» **Problem requirements**
Narrow the data below down to the lines containing "числе".

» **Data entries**

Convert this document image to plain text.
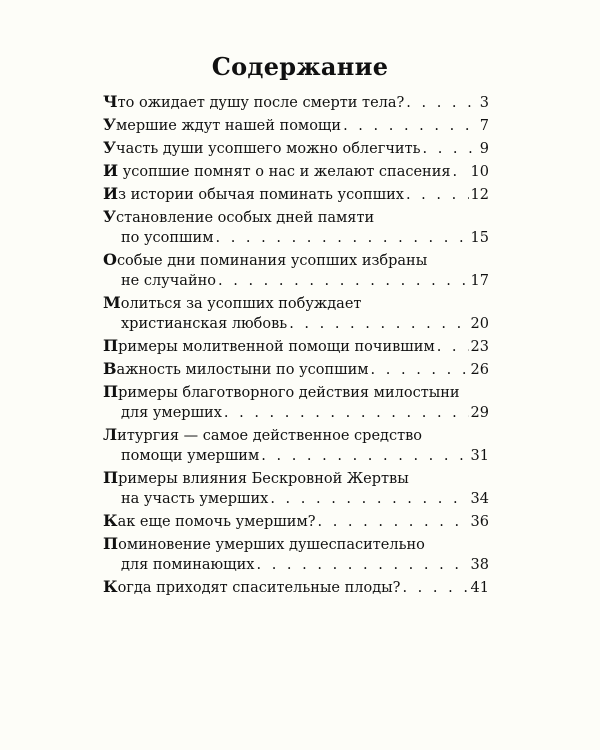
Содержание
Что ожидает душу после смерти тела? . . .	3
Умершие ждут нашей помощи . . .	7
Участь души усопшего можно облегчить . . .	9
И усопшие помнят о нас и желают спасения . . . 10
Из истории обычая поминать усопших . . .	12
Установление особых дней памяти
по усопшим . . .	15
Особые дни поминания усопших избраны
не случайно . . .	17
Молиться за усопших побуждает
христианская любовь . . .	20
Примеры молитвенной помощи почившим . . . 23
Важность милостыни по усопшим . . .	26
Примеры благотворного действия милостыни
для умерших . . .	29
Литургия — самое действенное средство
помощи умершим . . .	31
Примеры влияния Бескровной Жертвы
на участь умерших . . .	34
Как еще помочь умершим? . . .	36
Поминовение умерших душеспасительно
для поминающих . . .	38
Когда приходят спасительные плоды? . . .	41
---
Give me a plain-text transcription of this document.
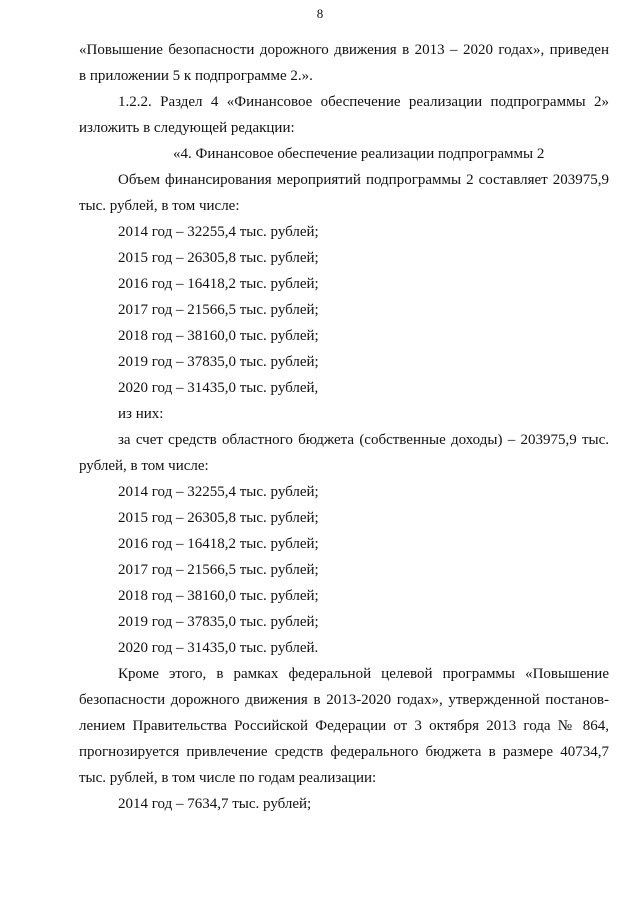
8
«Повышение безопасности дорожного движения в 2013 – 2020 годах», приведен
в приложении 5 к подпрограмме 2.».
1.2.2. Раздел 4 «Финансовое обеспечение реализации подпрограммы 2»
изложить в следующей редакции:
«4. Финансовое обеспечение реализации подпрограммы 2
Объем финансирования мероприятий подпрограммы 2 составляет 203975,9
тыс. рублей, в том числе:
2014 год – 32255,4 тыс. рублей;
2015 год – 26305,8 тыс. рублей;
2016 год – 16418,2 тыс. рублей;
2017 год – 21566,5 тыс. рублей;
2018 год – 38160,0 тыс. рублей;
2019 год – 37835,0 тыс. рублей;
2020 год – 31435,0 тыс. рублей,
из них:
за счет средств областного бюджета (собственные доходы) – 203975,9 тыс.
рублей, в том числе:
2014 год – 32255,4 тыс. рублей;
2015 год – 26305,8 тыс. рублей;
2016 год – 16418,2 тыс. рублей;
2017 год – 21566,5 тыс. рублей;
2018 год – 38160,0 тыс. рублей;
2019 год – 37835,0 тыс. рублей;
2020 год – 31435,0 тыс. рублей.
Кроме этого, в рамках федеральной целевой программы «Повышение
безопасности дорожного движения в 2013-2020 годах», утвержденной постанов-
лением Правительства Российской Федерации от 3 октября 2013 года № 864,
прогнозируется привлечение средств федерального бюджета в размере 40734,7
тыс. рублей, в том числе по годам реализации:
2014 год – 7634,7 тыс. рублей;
---
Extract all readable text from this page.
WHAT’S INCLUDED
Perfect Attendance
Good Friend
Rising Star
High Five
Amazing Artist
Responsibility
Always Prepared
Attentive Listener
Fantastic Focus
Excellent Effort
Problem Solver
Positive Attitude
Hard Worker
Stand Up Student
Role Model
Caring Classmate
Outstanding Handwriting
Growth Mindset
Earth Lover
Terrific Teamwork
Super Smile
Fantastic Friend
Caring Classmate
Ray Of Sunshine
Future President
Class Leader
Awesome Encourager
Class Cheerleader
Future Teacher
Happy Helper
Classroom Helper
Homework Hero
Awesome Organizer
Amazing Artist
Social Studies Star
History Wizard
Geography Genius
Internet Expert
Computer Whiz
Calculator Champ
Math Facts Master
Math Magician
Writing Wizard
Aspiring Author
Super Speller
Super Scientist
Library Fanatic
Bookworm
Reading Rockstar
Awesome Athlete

» **Complete output**
тыс. рублей, в том числе:
рублей, в том числе:
тыс. рублей, в том числе по годам реализации:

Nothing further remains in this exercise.